> Rows from a figure dataset:

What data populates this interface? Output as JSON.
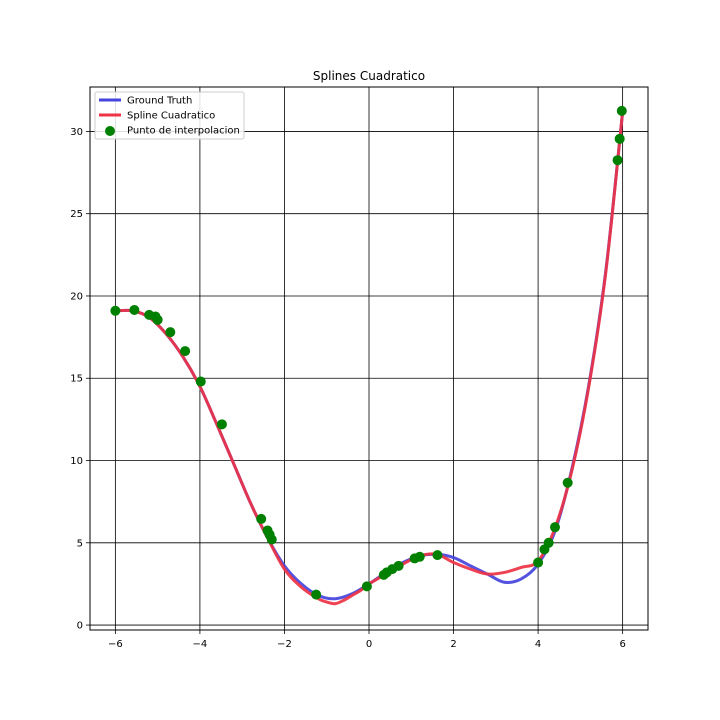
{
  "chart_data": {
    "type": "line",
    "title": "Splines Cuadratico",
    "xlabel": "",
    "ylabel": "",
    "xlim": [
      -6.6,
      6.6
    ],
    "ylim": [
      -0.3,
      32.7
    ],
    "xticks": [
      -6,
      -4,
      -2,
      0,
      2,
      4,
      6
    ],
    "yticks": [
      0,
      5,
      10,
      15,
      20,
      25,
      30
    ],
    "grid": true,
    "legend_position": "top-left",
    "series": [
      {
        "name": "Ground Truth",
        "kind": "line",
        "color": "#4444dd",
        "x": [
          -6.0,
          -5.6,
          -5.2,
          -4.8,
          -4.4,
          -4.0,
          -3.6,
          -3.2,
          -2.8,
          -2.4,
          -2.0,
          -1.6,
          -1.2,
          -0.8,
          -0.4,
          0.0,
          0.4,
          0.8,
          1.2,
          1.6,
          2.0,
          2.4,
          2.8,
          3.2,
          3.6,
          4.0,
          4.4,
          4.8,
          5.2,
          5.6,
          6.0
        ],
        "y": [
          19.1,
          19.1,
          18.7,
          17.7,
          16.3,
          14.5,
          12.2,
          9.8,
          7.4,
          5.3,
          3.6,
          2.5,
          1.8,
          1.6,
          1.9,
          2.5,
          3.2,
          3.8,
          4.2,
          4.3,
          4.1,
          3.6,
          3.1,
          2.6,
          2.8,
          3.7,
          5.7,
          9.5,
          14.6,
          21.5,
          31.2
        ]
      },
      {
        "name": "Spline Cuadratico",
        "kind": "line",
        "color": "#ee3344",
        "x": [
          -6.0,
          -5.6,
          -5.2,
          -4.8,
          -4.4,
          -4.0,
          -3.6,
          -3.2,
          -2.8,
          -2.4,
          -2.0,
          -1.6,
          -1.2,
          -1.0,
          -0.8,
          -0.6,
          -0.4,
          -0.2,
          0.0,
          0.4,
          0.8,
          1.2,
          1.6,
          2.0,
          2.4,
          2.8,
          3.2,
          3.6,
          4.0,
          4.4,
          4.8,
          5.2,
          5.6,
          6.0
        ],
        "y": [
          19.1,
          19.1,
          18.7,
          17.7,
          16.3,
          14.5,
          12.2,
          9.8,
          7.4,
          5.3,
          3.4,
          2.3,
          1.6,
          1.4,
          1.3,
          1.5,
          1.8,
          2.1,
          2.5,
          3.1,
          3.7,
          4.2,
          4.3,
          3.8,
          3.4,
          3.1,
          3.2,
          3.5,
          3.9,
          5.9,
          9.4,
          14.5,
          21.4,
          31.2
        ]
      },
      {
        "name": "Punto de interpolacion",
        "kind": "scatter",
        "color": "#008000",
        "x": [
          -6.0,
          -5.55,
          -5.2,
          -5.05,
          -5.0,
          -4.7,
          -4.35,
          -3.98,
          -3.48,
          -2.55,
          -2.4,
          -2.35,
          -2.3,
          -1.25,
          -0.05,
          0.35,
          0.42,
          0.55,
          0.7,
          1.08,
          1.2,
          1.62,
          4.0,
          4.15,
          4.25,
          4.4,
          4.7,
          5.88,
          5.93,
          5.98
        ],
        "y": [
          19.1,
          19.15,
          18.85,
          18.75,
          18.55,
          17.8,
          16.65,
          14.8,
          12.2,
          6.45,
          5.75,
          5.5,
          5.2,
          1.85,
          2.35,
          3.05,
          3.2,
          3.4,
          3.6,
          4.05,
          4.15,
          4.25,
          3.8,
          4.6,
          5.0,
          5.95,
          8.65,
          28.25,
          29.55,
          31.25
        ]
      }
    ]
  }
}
...
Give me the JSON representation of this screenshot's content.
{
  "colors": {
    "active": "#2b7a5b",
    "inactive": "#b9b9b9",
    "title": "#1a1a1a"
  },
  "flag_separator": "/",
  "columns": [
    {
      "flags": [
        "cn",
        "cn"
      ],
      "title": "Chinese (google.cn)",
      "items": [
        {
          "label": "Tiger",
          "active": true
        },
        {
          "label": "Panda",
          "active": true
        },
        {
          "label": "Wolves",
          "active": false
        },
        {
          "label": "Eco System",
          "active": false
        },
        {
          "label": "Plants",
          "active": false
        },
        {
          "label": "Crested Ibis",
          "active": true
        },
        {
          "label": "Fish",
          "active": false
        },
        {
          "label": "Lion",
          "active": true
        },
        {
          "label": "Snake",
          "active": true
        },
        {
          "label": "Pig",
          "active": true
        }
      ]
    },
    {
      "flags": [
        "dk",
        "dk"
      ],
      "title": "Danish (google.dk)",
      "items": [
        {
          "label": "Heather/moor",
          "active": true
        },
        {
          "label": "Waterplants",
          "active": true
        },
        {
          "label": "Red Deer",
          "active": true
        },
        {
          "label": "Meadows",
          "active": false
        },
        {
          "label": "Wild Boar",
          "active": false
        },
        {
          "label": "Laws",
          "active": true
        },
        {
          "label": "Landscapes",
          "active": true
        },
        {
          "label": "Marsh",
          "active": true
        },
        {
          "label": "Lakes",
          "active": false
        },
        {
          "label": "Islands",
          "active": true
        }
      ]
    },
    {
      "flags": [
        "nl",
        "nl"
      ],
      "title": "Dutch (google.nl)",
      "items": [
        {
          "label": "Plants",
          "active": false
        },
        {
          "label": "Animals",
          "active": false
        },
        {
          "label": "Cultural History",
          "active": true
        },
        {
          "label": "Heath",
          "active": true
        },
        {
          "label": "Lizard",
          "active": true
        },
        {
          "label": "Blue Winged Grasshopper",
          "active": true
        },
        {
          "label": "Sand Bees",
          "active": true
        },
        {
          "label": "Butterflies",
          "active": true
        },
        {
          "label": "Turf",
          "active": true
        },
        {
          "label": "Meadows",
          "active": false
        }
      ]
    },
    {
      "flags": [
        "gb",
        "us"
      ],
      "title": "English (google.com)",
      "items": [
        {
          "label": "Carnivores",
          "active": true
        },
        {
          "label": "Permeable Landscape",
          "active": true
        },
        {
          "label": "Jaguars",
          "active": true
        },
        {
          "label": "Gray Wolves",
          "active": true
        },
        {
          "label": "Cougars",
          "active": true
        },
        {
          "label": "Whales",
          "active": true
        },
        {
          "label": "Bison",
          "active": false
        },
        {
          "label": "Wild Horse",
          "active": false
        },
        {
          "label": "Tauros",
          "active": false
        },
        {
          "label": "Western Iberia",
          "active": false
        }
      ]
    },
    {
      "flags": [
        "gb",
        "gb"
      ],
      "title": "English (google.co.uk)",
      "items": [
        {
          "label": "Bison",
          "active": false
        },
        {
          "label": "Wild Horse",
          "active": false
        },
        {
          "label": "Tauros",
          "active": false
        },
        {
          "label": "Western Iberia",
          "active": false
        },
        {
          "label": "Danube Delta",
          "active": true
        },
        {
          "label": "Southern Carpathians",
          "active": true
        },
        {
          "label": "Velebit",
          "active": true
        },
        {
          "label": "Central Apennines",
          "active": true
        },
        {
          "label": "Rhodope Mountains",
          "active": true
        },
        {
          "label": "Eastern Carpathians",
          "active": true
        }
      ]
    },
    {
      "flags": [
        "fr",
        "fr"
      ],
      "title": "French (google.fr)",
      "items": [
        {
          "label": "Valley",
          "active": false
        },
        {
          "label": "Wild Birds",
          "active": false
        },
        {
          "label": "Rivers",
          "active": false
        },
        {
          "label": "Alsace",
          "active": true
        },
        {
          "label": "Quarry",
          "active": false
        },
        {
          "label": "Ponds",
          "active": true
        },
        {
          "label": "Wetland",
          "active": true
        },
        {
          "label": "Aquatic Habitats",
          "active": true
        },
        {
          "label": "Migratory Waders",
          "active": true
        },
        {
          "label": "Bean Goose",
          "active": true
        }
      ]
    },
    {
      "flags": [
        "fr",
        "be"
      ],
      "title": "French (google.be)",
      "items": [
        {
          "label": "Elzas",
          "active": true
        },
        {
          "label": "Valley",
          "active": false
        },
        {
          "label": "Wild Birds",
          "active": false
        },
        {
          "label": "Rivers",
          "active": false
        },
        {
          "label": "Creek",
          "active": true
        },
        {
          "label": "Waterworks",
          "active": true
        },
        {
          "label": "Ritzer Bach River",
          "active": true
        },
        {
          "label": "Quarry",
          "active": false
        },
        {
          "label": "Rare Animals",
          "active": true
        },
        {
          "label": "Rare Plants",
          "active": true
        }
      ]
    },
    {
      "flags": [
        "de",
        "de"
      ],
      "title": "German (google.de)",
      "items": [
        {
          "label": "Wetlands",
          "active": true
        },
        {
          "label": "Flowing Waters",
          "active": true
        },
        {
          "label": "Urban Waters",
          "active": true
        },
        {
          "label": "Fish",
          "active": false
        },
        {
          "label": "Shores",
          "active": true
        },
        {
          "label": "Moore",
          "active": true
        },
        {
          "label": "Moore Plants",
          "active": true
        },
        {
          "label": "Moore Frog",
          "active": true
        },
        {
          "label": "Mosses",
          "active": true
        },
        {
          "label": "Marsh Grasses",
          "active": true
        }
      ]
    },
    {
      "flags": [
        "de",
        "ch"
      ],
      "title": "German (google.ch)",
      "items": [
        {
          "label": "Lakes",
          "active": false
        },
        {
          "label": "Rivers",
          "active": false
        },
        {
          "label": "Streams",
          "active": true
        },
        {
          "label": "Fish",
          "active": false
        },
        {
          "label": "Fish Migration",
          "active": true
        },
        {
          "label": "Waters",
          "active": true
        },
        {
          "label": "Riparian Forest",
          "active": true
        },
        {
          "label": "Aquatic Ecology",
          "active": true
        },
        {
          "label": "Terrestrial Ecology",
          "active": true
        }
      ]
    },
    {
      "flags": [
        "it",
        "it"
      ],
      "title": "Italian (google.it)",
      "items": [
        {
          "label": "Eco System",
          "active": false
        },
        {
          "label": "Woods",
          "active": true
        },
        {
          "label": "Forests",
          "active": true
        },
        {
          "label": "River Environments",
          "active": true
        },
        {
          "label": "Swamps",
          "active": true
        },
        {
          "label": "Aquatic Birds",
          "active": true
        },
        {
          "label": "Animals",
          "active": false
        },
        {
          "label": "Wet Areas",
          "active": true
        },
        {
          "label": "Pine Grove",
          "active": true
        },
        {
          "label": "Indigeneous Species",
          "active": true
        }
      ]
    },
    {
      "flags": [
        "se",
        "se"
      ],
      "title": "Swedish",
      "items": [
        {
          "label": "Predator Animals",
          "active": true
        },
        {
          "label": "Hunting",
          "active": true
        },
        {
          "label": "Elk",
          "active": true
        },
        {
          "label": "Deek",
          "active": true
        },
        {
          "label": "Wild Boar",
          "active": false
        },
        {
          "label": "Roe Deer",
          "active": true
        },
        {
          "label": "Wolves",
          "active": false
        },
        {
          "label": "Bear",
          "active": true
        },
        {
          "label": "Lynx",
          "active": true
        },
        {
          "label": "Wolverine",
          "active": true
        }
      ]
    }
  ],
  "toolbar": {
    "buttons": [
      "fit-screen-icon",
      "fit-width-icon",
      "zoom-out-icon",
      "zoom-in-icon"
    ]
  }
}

> GIVEN EXERCISE: Copy every single line of the material above that holds "this".

> FULL RESPONSE:
What data populates this interface? Output as JSON.
Give me the JSON representation of this screenshot's content.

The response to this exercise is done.